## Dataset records
--- Start ---

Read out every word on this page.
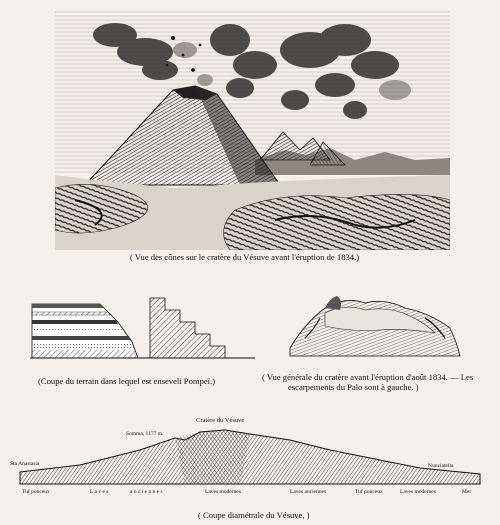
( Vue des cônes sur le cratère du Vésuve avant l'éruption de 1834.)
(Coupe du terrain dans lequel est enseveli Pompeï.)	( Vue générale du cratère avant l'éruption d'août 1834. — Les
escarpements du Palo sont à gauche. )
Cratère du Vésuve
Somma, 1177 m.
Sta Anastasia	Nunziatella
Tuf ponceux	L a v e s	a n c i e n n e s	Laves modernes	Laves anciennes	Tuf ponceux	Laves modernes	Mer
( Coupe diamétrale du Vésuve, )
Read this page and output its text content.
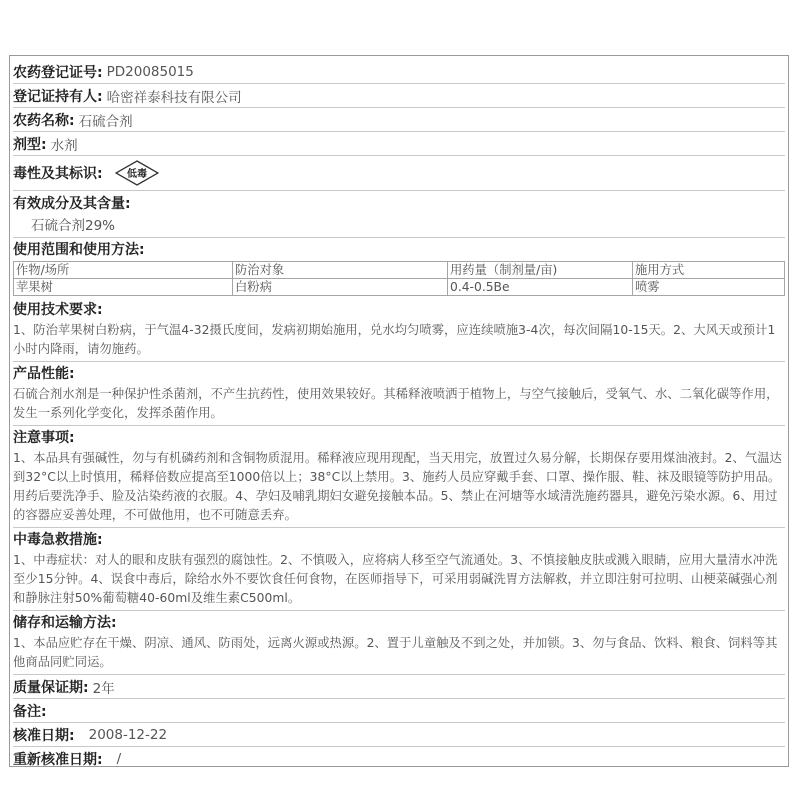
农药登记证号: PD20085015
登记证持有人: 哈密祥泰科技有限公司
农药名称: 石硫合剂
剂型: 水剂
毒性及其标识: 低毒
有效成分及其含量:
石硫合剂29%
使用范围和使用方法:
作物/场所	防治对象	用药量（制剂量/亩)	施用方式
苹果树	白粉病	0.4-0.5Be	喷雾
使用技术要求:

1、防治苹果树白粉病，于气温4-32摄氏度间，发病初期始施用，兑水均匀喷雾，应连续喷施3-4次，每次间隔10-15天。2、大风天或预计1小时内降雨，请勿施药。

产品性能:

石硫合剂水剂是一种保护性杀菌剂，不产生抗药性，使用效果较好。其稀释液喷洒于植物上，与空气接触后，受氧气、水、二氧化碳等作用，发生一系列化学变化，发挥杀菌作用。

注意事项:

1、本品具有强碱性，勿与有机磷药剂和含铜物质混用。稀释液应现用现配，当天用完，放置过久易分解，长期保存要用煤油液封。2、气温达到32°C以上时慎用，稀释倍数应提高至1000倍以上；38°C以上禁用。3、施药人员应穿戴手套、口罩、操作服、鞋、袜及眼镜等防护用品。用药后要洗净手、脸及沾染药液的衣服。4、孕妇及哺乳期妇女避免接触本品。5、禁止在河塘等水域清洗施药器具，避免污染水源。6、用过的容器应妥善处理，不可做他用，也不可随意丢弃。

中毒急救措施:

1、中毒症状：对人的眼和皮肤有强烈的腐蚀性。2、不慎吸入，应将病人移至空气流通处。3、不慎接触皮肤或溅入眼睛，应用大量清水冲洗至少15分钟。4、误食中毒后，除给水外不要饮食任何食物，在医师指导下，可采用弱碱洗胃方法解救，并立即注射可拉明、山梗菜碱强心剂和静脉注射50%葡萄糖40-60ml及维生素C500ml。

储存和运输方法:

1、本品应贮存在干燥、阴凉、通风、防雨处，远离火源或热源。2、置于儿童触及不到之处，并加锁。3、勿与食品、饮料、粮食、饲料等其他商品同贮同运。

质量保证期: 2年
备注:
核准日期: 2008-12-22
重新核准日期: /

--- End ---

## TASK STATEMENT
Reproduce every line from the entries that holds the word "page".

## ANSWER FOR THE TASK
Read out every word on this page.
Read this page and output its text content.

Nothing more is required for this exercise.